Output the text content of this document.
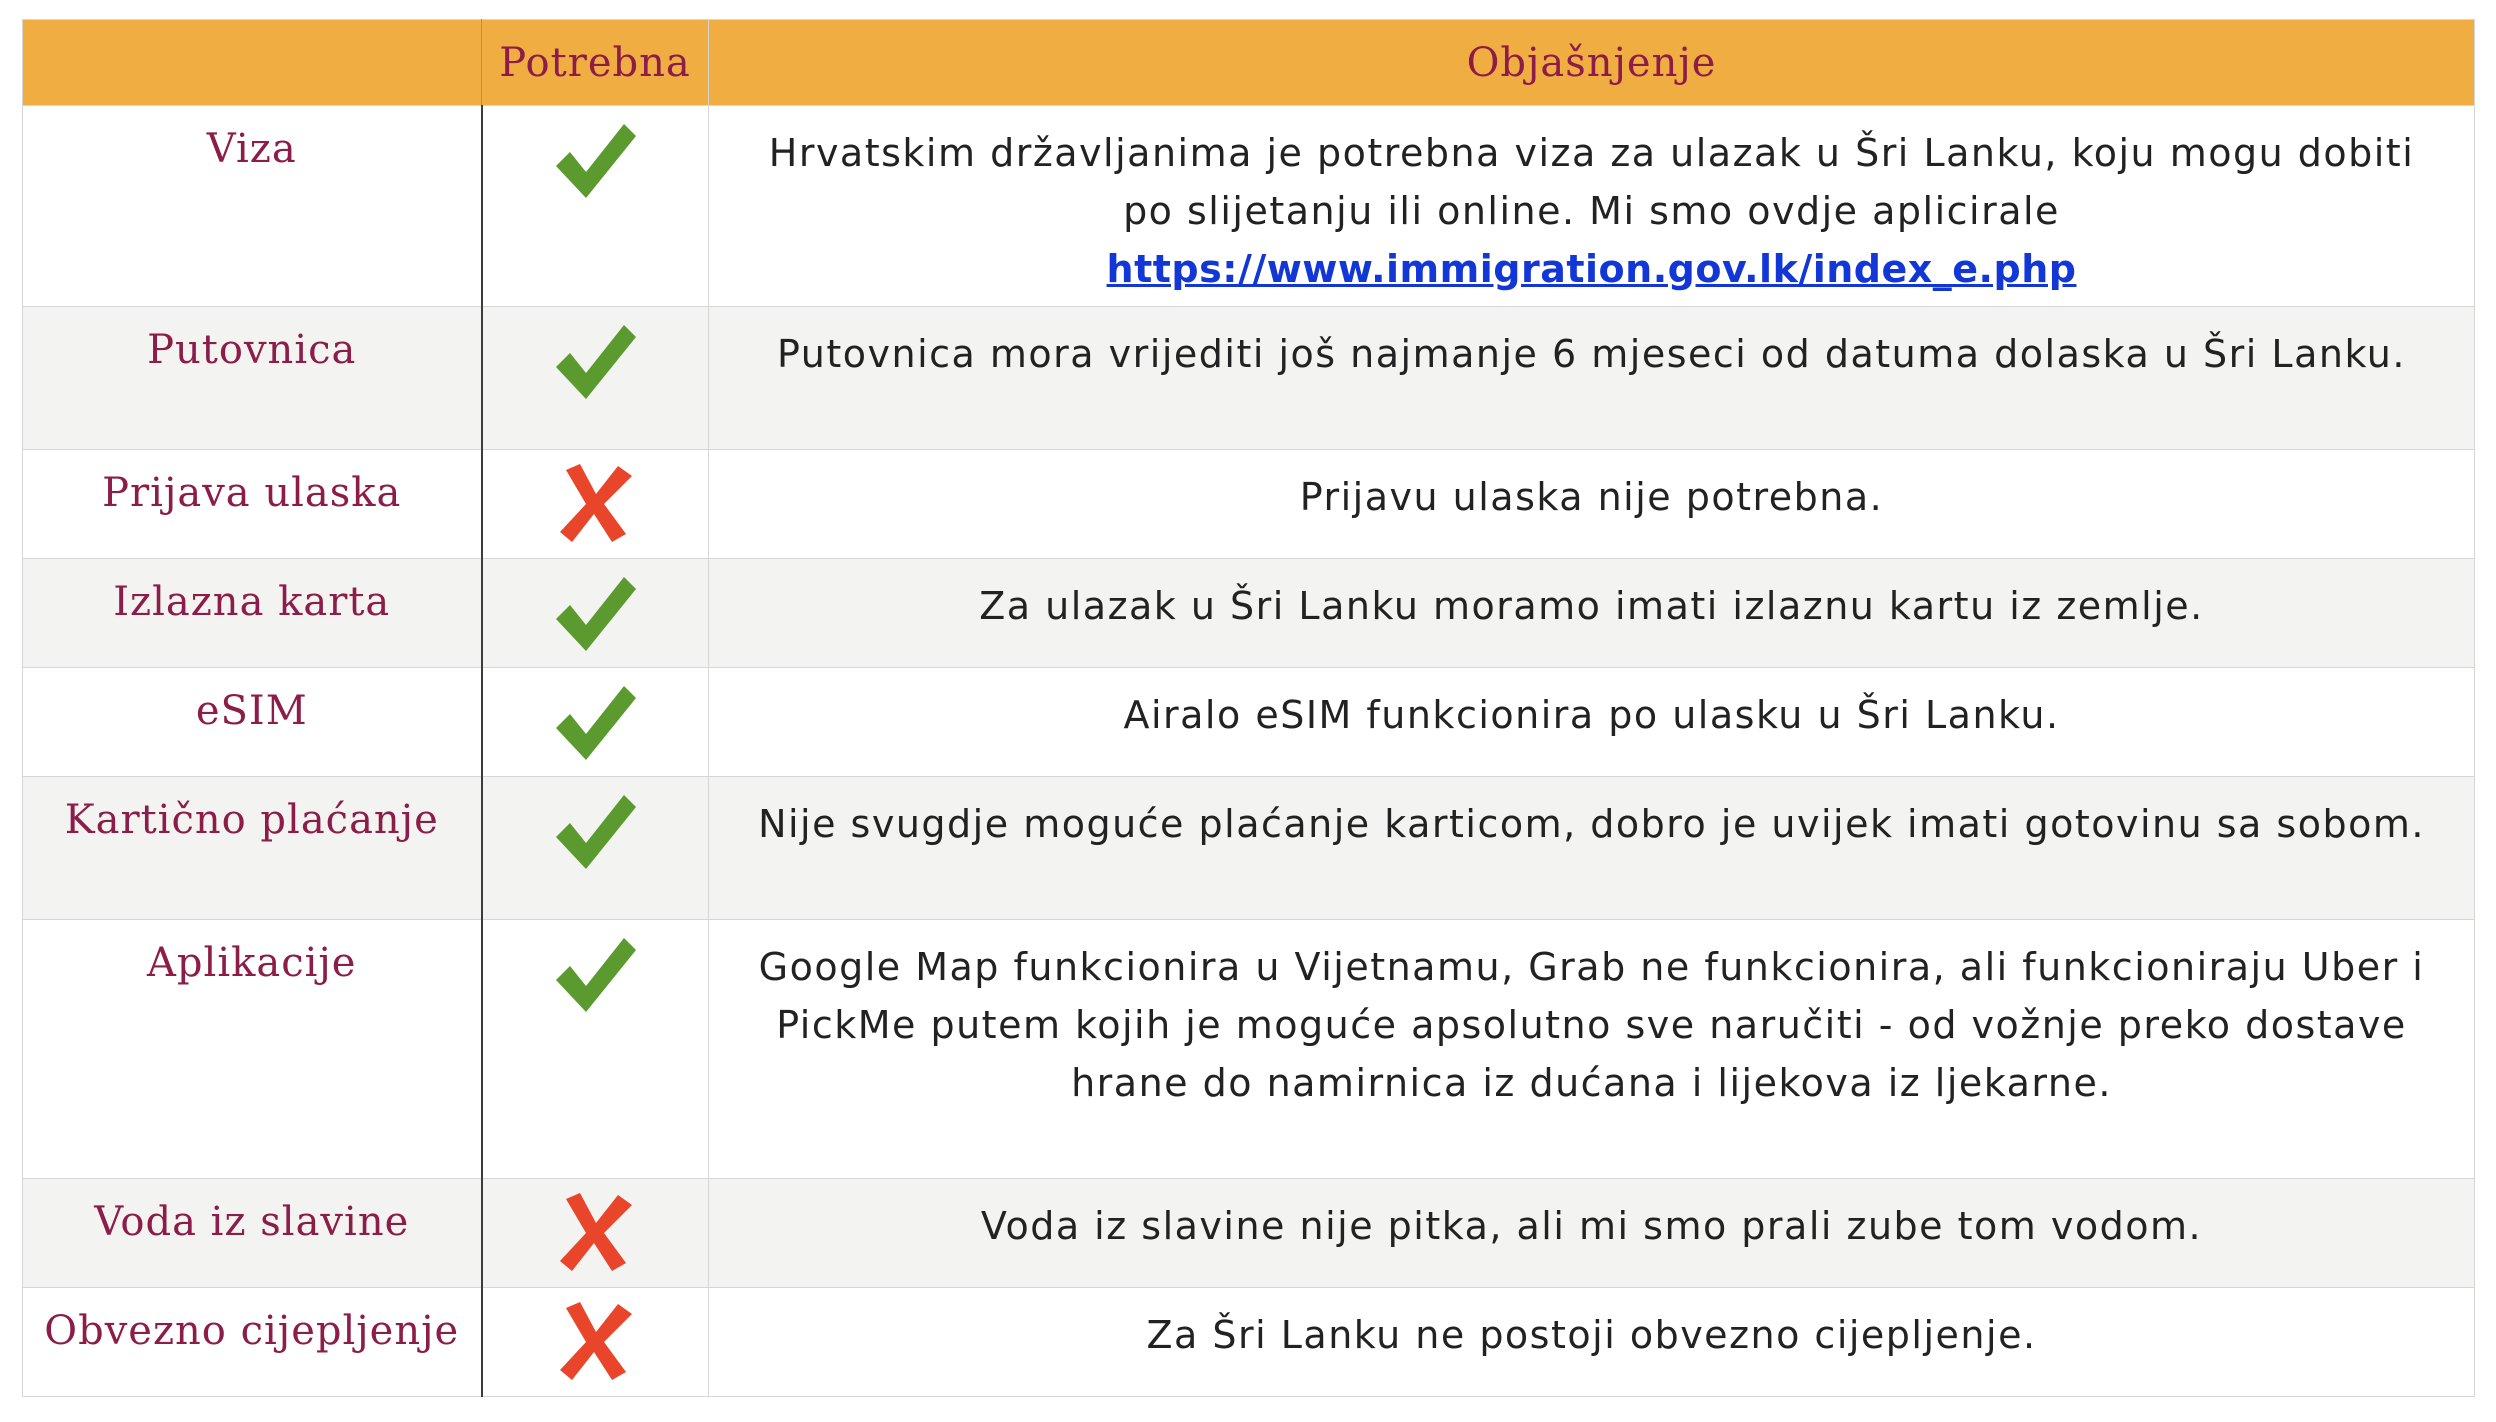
	Potrebna	Objašnjenje
Viza		Hrvatskim državljanima je potrebna viza za ulazak u Šri Lanku, koju mogu dobiti po slijetanju ili online. Mi smo ovdje aplicirale https://www.immigration.gov.lk/index_e.php
Putovnica		Putovnica mora vrijediti još najmanje 6 mjeseci od datuma dolaska u Šri Lanku.
Prijava ulaska		Prijavu ulaska nije potrebna.
Izlazna karta		Za ulazak u Šri Lanku moramo imati izlaznu kartu iz zemlje.
eSIM		Airalo eSIM funkcionira po ulasku u Šri Lanku.
Kartično plaćanje		Nije svugdje moguće plaćanje karticom, dobro je uvijek imati gotovinu sa sobom.
Aplikacije		Google Map funkcionira u Vijetnamu, Grab ne funkcionira, ali funkcioniraju Uber i PickMe putem kojih je moguće apsolutno sve naručiti - od vožnje preko dostave hrane do namirnica iz dućana i lijekova iz ljekarne.
Voda iz slavine		Voda iz slavine nije pitka, ali mi smo prali zube tom vodom.
Obvezno cijepljenje		Za Šri Lanku ne postoji obvezno cijepljenje.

════════════════

REQUIREMENTS: Print all the records again exactly; do not include any picture.

WRITTEN SOLUTION:
Output the text content of this document.
	Potrebna	Objašnjenje
Viza		Hrvatskim državljanima je potrebna viza za ulazak u Šri Lanku, koju mogu dobiti po slijetanju ili online. Mi smo ovdje aplicirale https://www.immigration.gov.lk/index_e.php
Putovnica		Putovnica mora vrijediti još najmanje 6 mjeseci od datuma dolaska u Šri Lanku.
Prijava ulaska		Prijavu ulaska nije potrebna.
Izlazna karta		Za ulazak u Šri Lanku moramo imati izlaznu kartu iz zemlje.
eSIM		Airalo eSIM funkcionira po ulasku u Šri Lanku.
Kartično plaćanje		Nije svugdje moguće plaćanje karticom, dobro je uvijek imati gotovinu sa sobom.
Aplikacije		Google Map funkcionira u Vijetnamu, Grab ne funkcionira, ali funkcioniraju Uber i PickMe putem kojih je moguće apsolutno sve naručiti - od vožnje preko dostave hrane do namirnica iz dućana i lijekova iz ljekarne.
Voda iz slavine		Voda iz slavine nije pitka, ali mi smo prali zube tom vodom.
Obvezno cijepljenje		Za Šri Lanku ne postoji obvezno cijepljenje.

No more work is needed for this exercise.